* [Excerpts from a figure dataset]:
>>>

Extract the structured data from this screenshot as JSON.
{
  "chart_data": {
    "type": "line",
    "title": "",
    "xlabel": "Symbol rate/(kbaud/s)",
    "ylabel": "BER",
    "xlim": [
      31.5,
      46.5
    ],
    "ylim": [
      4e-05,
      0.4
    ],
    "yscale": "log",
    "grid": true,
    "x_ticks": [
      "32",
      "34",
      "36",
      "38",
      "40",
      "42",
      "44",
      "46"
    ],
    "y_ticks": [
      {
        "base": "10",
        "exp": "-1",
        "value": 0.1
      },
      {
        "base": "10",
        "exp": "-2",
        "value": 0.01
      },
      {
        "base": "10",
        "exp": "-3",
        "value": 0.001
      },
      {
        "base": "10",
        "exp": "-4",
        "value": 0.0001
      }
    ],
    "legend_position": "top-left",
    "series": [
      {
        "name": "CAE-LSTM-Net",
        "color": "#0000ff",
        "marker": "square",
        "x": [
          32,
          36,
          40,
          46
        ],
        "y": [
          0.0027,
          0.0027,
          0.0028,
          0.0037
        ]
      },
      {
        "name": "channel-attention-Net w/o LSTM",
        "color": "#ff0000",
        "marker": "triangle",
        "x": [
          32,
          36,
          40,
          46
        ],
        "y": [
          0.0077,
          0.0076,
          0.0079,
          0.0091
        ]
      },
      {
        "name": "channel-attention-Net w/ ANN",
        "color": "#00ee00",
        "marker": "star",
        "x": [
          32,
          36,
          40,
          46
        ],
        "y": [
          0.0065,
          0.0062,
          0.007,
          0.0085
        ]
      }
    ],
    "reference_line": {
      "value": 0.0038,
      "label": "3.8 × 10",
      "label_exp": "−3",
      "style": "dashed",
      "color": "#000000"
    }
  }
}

<<<

* [Short problem]: Scan the material above. Copy each line where "channel" occurs.

* [Solution to this exercise]:
        "name": "channel-attention-Net w/o LSTM",
        "name": "channel-attention-Net w/ ANN",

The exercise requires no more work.